## TASK PROMPT
Copy out each line of the material below that holds the string "Correction".

Saved data entries:
::::::

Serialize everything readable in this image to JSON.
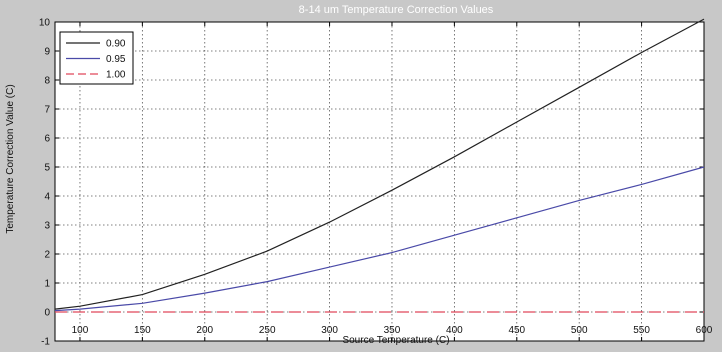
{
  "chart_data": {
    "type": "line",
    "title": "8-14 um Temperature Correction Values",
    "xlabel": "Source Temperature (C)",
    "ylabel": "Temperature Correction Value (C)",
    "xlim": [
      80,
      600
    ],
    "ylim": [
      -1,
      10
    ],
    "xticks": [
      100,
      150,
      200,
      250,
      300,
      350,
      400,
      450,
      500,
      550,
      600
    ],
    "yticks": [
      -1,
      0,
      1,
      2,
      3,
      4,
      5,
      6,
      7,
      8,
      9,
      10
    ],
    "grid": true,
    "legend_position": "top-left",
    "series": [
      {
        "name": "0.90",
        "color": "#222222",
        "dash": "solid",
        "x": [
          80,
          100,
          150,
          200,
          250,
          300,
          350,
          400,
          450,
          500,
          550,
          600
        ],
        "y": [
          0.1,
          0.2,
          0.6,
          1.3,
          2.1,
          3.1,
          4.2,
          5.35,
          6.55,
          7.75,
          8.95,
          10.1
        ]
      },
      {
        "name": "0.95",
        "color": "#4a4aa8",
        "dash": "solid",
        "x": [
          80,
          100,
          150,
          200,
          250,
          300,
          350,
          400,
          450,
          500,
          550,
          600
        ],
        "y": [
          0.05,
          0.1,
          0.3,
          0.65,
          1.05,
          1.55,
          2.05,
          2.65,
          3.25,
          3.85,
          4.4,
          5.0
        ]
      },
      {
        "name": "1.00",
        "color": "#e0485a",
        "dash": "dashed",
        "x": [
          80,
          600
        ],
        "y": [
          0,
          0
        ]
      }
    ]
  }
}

::::::

## FULL SOLUTION
    "title": "8-14 um Temperature Correction Values",
    "ylabel": "Temperature Correction Value (C)",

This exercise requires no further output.